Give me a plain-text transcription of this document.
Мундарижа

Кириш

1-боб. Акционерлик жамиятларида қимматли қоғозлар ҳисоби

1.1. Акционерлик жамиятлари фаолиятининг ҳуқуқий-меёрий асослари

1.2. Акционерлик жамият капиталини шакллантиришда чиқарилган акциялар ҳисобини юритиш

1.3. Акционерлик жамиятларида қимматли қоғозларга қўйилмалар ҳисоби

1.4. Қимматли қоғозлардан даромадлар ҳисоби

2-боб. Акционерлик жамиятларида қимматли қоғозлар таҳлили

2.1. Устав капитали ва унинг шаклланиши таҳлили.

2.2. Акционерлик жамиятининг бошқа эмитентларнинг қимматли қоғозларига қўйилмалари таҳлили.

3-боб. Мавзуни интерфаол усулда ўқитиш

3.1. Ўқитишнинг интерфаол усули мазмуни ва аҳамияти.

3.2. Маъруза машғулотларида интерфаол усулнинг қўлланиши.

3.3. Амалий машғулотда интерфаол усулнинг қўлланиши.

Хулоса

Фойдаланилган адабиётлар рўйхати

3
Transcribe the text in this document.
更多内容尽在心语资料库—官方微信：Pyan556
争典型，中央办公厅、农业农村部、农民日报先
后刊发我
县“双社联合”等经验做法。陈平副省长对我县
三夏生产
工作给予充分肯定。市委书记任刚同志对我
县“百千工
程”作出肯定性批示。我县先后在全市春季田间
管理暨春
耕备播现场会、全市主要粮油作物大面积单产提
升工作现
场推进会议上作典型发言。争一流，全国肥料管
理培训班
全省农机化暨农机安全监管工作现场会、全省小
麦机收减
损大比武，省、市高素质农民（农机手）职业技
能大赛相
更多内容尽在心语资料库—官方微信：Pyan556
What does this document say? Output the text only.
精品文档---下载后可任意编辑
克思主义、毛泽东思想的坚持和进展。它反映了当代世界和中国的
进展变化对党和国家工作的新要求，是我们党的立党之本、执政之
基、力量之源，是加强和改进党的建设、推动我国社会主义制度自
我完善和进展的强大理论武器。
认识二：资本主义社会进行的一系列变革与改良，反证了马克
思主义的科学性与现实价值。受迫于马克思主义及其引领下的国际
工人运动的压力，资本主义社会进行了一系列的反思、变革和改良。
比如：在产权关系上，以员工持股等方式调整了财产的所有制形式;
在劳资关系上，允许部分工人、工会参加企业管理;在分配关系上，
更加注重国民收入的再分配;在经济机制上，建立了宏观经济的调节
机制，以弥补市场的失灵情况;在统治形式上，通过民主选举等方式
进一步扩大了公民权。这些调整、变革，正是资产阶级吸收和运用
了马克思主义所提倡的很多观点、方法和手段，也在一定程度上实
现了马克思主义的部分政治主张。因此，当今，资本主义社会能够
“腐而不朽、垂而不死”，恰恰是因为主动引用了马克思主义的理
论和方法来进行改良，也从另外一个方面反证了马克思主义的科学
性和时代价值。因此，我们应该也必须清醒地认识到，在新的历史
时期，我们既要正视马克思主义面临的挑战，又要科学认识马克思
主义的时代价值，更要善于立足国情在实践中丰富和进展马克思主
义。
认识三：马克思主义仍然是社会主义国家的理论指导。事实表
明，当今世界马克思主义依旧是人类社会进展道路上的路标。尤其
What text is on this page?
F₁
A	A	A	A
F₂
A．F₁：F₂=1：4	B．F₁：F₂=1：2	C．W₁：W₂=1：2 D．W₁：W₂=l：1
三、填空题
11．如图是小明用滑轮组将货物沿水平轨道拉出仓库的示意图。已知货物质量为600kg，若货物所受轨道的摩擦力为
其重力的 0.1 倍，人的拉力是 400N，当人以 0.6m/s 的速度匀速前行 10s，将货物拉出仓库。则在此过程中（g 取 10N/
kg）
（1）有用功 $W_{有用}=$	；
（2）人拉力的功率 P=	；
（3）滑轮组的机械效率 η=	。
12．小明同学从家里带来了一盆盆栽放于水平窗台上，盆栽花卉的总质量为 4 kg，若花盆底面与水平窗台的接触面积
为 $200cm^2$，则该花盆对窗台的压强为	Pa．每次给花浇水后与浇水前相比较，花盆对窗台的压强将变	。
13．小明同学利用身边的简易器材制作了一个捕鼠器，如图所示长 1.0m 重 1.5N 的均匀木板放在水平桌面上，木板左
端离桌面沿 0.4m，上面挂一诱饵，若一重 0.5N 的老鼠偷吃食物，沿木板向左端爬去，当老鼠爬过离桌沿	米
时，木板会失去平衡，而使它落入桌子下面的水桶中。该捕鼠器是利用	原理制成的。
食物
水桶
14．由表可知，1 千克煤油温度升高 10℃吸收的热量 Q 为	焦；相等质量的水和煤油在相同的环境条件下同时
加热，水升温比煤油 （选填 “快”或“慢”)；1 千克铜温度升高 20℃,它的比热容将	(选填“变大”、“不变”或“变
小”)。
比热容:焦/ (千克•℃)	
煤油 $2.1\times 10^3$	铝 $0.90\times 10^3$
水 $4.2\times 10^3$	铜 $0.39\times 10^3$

▶ **Written request**
Quote the data above in full, changing nothing.

▶ **Written response**
Give me a plain-text transcription of this document.
Мундарижа

Кириш

1-боб. Акционерлик жамиятларида қимматли қоғозлар ҳисоби

1.1. Акционерлик жамиятлари фаолиятининг ҳуқуқий-меёрий асослари

1.2. Акционерлик жамият капиталини шакллантиришда чиқарилган акциялар ҳисобини юритиш

1.3. Акционерлик жамиятларида қимматли қоғозларга қўйилмалар ҳисоби

1.4. Қимматли қоғозлардан даромадлар ҳисоби

2-боб. Акционерлик жамиятларида қимматли қоғозлар таҳлили

2.1. Устав капитали ва унинг шаклланиши таҳлили.

2.2. Акционерлик жамиятининг бошқа эмитентларнинг қимматли қоғозларига қўйилмалари таҳлили.

3-боб. Мавзуни интерфаол усулда ўқитиш

3.1. Ўқитишнинг интерфаол усули мазмуни ва аҳамияти.

3.2. Маъруза машғулотларида интерфаол усулнинг қўлланиши.

3.3. Амалий машғулотда интерфаол усулнинг қўлланиши.

Хулоса

Фойдаланилган адабиётлар рўйхати

3
Transcribe the text in this document.
更多内容尽在心语资料库—官方微信：Pyan556
争典型，中央办公厅、农业农村部、农民日报先
后刊发我
县“双社联合”等经验做法。陈平副省长对我县
三夏生产
工作给予充分肯定。市委书记任刚同志对我
县“百千工
程”作出肯定性批示。我县先后在全市春季田间
管理暨春
耕备播现场会、全市主要粮油作物大面积单产提
升工作现
场推进会议上作典型发言。争一流，全国肥料管
理培训班
全省农机化暨农机安全监管工作现场会、全省小
麦机收减
损大比武，省、市高素质农民（农机手）职业技
能大赛相
更多内容尽在心语资料库—官方微信：Pyan556
What does this document say? Output the text only.
精品文档---下载后可任意编辑
克思主义、毛泽东思想的坚持和进展。它反映了当代世界和中国的
进展变化对党和国家工作的新要求，是我们党的立党之本、执政之
基、力量之源，是加强和改进党的建设、推动我国社会主义制度自
我完善和进展的强大理论武器。
认识二：资本主义社会进行的一系列变革与改良，反证了马克
思主义的科学性与现实价值。受迫于马克思主义及其引领下的国际
工人运动的压力，资本主义社会进行了一系列的反思、变革和改良。
比如：在产权关系上，以员工持股等方式调整了财产的所有制形式;
在劳资关系上，允许部分工人、工会参加企业管理;在分配关系上，
更加注重国民收入的再分配;在经济机制上，建立了宏观经济的调节
机制，以弥补市场的失灵情况;在统治形式上，通过民主选举等方式
进一步扩大了公民权。这些调整、变革，正是资产阶级吸收和运用
了马克思主义所提倡的很多观点、方法和手段，也在一定程度上实
现了马克思主义的部分政治主张。因此，当今，资本主义社会能够
“腐而不朽、垂而不死”，恰恰是因为主动引用了马克思主义的理
论和方法来进行改良，也从另外一个方面反证了马克思主义的科学
性和时代价值。因此，我们应该也必须清醒地认识到，在新的历史
时期，我们既要正视马克思主义面临的挑战，又要科学认识马克思
主义的时代价值，更要善于立足国情在实践中丰富和进展马克思主
义。
认识三：马克思主义仍然是社会主义国家的理论指导。事实表
明，当今世界马克思主义依旧是人类社会进展道路上的路标。尤其
What text is on this page?
F₁
A	A	A	A
F₂
A．F₁：F₂=1：4	B．F₁：F₂=1：2	C．W₁：W₂=1：2 D．W₁：W₂=l：1
三、填空题
11．如图是小明用滑轮组将货物沿水平轨道拉出仓库的示意图。已知货物质量为600kg，若货物所受轨道的摩擦力为
其重力的 0.1 倍，人的拉力是 400N，当人以 0.6m/s 的速度匀速前行 10s，将货物拉出仓库。则在此过程中（g 取 10N/
kg）
（1）有用功 $W_{有用}=$	；
（2）人拉力的功率 P=	；
（3）滑轮组的机械效率 η=	。
12．小明同学从家里带来了一盆盆栽放于水平窗台上，盆栽花卉的总质量为 4 kg，若花盆底面与水平窗台的接触面积
为 $200cm^2$，则该花盆对窗台的压强为	Pa．每次给花浇水后与浇水前相比较，花盆对窗台的压强将变	。
13．小明同学利用身边的简易器材制作了一个捕鼠器，如图所示长 1.0m 重 1.5N 的均匀木板放在水平桌面上，木板左
端离桌面沿 0.4m，上面挂一诱饵，若一重 0.5N 的老鼠偷吃食物，沿木板向左端爬去，当老鼠爬过离桌沿	米
时，木板会失去平衡，而使它落入桌子下面的水桶中。该捕鼠器是利用	原理制成的。
食物
水桶
14．由表可知，1 千克煤油温度升高 10℃吸收的热量 Q 为	焦；相等质量的水和煤油在相同的环境条件下同时
加热，水升温比煤油 （选填 “快”或“慢”)；1 千克铜温度升高 20℃,它的比热容将	(选填“变大”、“不变”或“变
小”)。
比热容:焦/ (千克•℃)	
煤油 $2.1\times 10^3$	铝 $0.90\times 10^3$
水 $4.2\times 10^3$	铜 $0.39\times 10^3$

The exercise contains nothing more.